Text provided:
= = = = =
Tony Wagner recently accepted a position as the first Innovation Education Fellow at the Technology & Entrepreneurship Center at Harvard. Prior to this, he was the founder and co-director of the Change Leadership Group at the Harvard Graduate School of Education for more than a decade. Tony consults widely to schools, districts, and foundations around the country and internationally. His previous work experience includes twelve years as a high school teacher, K-8 principal, university professor in teacher education, and founding executive director of Educators for Social Responsibility.
Tony is also a frequent speaker at national and international conferences and a widely published author. His work includes numerous articles and five books. Tony's latest, Creating Innovators: The Making of Young People Who Will Change The World, has just been published by Simon & Schuster to rave reviews and will soon be available in Spanish and Chinese translations. His 2008 book, The Global Achievement Gap has been an international best seller and has also been translated into Chinese. Tony has also recently collaborated with noted filmmaker Robert Compton to create a 60 minute documentary, “The Finland Phenomenon: Inside The World’s Most Surprising School System.”
Tony earned an M.A.T. and an Ed.D. at the Harvard University Graduate School of Education.
Connie Yowell is the Director of Education for U.S. Programs with the MacArthur Foundation. She oversees a $85 million program on Digital Media and Learning, one of the first philanthropic efforts in the country to systematically explore the impact of digital media on young people and implications for the future of learning.Prior to joining the Foundation, Yowell was an Associate Professor at the University of Illinois, publishing scholarly work that examined the complex interplay among young people’s emerging identity, their social context and achievement. Her research integrated the fields of adolescent psychological development and organization change to address the problem of high school dropout among immigrant students in the United States. Yowell briefly served as Policy Analyst in the U.S. Department of Education during the Clinton Administration, and has worked closely with teachers and administrators to develop and implement literacy curricula for Latino youth, and as evaluator and program coordinator for youth development programs in New York City. Yowell received the Distinguished Fellows Award from the William T. Grant Foundation, an award to support scholars seeking to bridge research and practice, under which she worked with the National Writing Project to develop approaches that integrate web 2.0 technologies into the social practices of teachers.Yowell earned her bachelor’s degree from Yale, and her PhD from Stanford University.
= = = = =
Information supplied:
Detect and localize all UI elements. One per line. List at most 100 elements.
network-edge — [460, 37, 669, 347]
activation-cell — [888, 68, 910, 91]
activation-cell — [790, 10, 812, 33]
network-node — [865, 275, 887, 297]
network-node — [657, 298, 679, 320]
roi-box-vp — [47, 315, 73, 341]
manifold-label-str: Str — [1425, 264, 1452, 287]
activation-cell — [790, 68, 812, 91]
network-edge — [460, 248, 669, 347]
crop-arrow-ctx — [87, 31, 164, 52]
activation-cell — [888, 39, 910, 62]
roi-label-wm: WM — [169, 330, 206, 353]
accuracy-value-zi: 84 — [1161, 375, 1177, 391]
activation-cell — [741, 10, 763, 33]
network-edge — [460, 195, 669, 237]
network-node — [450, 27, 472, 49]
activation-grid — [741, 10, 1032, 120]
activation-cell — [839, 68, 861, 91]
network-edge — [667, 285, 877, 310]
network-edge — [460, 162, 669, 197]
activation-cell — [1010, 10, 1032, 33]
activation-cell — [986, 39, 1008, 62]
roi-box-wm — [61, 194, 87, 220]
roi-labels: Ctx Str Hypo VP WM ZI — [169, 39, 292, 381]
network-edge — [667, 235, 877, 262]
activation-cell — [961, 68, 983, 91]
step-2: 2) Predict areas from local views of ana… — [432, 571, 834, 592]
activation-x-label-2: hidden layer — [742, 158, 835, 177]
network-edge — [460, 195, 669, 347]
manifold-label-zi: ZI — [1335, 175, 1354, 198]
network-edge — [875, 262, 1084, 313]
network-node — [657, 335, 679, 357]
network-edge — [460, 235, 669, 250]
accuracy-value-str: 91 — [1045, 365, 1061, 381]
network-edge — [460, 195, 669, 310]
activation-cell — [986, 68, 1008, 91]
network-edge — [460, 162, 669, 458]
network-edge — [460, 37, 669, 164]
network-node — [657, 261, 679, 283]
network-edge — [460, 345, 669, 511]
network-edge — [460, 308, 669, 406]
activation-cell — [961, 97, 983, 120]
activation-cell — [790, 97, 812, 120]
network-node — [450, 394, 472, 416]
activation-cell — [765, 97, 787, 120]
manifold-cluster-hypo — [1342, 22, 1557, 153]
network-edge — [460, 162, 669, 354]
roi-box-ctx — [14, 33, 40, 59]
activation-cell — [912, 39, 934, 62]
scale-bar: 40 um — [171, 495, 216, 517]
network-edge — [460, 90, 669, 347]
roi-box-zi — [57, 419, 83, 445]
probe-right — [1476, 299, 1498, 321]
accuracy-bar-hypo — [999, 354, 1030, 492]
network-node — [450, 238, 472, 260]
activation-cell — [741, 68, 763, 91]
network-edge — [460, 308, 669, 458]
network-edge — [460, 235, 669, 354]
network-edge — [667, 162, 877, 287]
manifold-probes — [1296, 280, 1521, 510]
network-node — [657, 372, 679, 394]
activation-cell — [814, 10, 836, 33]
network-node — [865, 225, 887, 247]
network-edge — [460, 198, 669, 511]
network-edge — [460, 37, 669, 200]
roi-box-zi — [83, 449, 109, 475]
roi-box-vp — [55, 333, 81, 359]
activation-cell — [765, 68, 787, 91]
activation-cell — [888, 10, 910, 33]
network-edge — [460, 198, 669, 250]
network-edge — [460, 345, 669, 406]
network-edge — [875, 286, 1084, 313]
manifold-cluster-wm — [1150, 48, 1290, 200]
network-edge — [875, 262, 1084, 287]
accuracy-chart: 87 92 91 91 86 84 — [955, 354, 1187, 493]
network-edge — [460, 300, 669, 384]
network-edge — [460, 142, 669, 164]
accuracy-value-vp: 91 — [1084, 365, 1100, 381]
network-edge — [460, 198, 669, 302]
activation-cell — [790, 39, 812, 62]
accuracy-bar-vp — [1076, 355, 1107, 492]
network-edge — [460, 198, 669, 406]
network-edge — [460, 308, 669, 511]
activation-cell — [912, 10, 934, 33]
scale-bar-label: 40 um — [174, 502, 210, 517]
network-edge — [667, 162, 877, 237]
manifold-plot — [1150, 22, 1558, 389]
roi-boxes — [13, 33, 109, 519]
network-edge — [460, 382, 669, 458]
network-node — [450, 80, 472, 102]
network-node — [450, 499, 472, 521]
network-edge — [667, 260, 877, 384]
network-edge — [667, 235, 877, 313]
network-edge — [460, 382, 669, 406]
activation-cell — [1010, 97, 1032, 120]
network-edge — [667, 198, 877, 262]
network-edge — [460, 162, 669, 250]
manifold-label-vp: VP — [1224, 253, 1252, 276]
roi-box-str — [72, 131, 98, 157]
= = = = =
Directions: Carry on the biographies of Tony Wagner and Connie Yowell past their last sentence. The items come from a source separate from the biographies of Tony Wagner and Connie Yowell.

Answer box:
James Paul Gee is the Mary Lou Fulton Presidential Professor of Literacy Studies at Arizona State University. He is a member of the National Academy of Education. His book Sociolinguistics and Literacies was one of the founding documents in the formation of the “New Literacy Studies”, an interdisciplinary field devoted to studying language, learning, and literacy in an integrated way in the full range of their cognitive, social, and cultural contexts. His book An Introduction to Discourse Analysis brings together his work on a methodology for studying communication in its cultural settings, an approach that has been widely influential over the last two decades. His most recent books have dealt with video games, language, and learning. What Video Games Have to Teach Us About Learning and Literacy argues that good video games are designed to enhance learning through effective learning principles supported by research in the Learning Sciences. His other recent books include: Good Video Games and Good Learning: Collected Essays (2007); How to Do Discourse Analysis (2011); Woman as Gamers: The Sims and 21 st Century Learning (2010) and Language and Learning in the Digital World (2011), both written with Elizabeth Hayes. The Anti-Education ERA: Creating Smarter Students through Digital Media appeared in 2013.
Stephanie Pace Marshall, Ph.D. is the Founding President and President Emerita of the Illinois Mathematics and Science Academy. She was the founding president of the National Consortium for Specialized Secondary Schools in Mathematics, Science and Technology, and president of ASCD International. Marshall has published widely on leadership, innovation and the transformation and design of generative learning environments including her groundbreaking book The Power to Transform: Leadership that Brings Learning and Schooling to Life. She is a trustee of The Lincoln Academy of Illinois and The Society for Science and the Public, a member of the Clinton Global Initiative, and The Royal Society for the Encouragement of Arts, Manufacturers and Commerce. She was inducted into the Illinois Hall of Fame and designated a Laureate of The Lincoln Academy of Illinois.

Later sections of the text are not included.